### Your task
Across the entries, how many lines have the string "Allowance" in them? Reply with only a number.

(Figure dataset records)
· · ·

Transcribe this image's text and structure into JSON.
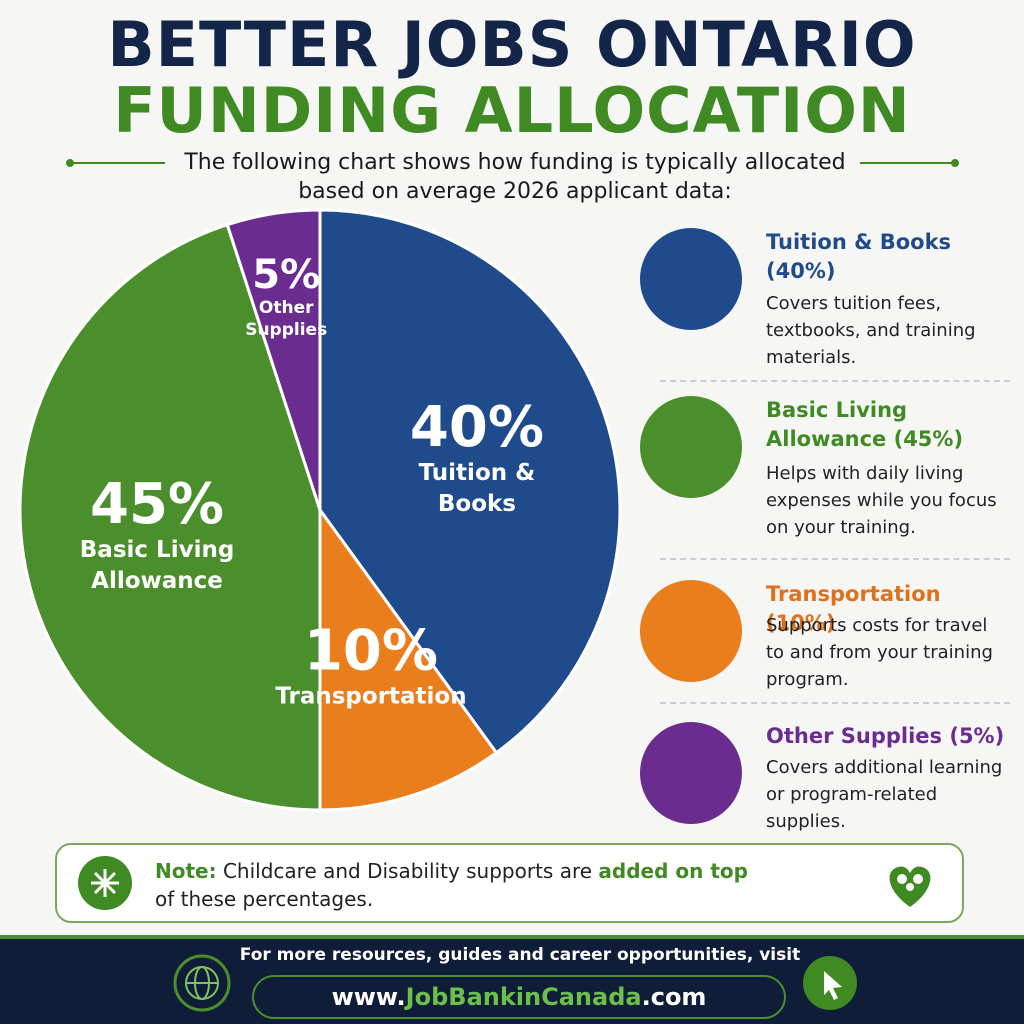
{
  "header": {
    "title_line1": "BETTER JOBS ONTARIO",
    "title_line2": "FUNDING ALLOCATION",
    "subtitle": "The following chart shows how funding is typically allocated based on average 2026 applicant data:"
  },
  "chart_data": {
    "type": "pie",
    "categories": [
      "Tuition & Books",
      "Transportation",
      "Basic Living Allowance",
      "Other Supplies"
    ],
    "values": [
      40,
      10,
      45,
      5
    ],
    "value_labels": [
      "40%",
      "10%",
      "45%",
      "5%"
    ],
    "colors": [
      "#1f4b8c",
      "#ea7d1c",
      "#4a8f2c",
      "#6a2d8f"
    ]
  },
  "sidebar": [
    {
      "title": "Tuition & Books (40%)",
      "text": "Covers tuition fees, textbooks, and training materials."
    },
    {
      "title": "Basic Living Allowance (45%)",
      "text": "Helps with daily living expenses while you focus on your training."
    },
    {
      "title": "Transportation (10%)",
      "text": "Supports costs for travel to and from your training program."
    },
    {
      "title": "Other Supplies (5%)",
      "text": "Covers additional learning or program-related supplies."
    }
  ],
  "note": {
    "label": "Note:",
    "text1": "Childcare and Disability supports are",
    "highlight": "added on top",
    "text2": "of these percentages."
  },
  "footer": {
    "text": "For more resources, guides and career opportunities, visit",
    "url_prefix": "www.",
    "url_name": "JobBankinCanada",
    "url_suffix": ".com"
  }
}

· · ·

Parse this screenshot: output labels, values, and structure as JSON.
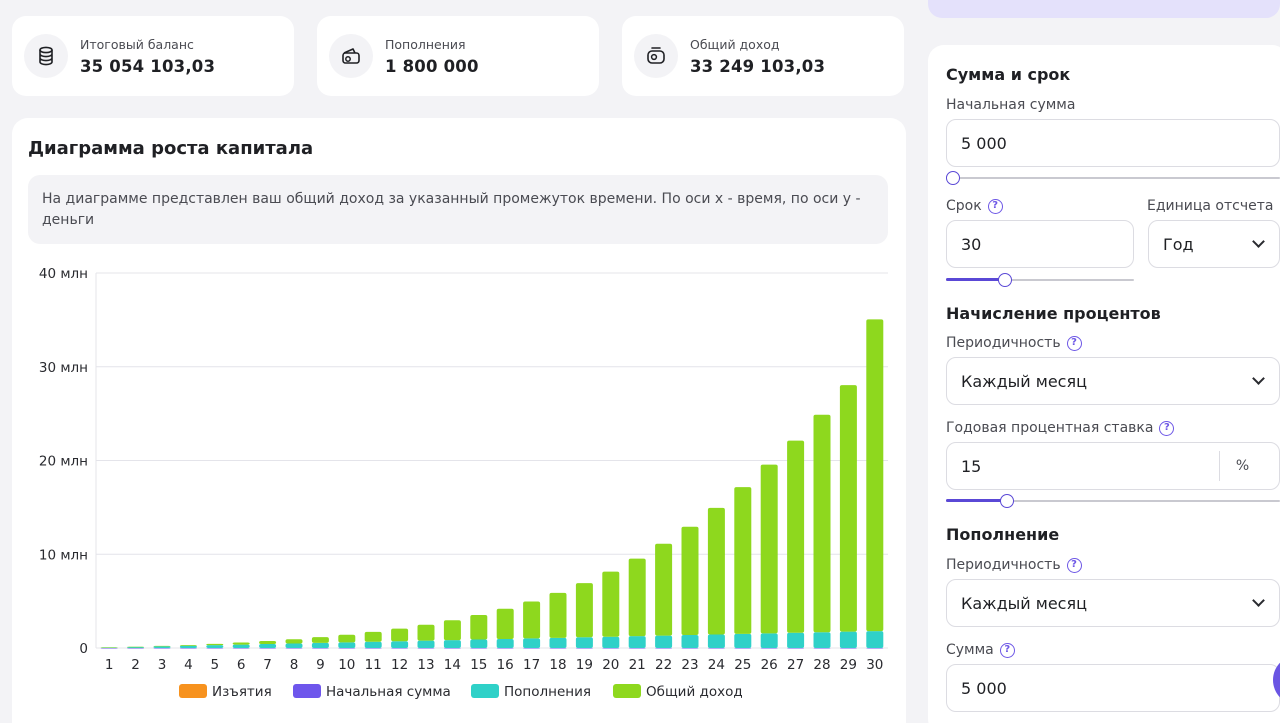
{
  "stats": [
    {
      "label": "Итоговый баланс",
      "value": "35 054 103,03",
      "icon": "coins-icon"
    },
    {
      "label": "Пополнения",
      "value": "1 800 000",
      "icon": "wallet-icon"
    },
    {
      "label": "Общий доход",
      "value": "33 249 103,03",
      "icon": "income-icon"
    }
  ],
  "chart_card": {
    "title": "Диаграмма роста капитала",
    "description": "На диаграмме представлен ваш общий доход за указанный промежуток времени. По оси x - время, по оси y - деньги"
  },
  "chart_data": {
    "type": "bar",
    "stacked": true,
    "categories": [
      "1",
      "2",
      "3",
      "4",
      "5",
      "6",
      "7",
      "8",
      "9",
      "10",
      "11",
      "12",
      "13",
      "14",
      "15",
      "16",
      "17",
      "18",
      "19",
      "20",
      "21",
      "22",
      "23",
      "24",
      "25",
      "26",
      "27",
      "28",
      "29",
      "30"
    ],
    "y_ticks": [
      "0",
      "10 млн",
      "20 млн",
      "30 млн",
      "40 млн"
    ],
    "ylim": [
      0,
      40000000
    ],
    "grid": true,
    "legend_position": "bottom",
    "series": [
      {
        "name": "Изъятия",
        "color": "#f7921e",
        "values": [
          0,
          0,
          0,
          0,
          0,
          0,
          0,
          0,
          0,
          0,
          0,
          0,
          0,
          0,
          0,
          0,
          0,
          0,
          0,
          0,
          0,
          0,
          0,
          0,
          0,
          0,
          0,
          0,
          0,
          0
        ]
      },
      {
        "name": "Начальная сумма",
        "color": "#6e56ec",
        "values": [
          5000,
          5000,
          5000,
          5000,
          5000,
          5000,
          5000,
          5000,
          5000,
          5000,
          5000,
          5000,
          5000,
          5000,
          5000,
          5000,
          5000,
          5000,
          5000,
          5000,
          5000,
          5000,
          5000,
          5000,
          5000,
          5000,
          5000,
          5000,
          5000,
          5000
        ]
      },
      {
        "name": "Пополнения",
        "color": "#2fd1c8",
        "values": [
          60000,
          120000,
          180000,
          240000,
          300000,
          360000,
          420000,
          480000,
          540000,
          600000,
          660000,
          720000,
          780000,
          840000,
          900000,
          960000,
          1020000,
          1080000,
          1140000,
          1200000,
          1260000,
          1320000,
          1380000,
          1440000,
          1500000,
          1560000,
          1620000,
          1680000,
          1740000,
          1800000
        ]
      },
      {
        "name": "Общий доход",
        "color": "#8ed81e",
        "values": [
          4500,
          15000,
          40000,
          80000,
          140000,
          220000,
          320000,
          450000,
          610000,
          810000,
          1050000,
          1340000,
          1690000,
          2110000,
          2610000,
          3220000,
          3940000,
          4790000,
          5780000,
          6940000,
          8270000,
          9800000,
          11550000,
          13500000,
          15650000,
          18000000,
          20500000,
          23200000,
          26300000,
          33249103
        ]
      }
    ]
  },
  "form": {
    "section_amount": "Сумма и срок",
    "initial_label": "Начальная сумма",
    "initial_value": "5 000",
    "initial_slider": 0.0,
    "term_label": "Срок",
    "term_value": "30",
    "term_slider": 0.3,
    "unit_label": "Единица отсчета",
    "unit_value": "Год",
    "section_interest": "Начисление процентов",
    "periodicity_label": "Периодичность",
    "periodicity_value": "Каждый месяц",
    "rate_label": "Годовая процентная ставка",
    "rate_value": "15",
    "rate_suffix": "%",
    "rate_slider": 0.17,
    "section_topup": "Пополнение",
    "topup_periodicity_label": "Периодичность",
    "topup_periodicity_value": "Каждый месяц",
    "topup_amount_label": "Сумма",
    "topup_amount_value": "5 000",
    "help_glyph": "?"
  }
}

· · ·

### Answer below
2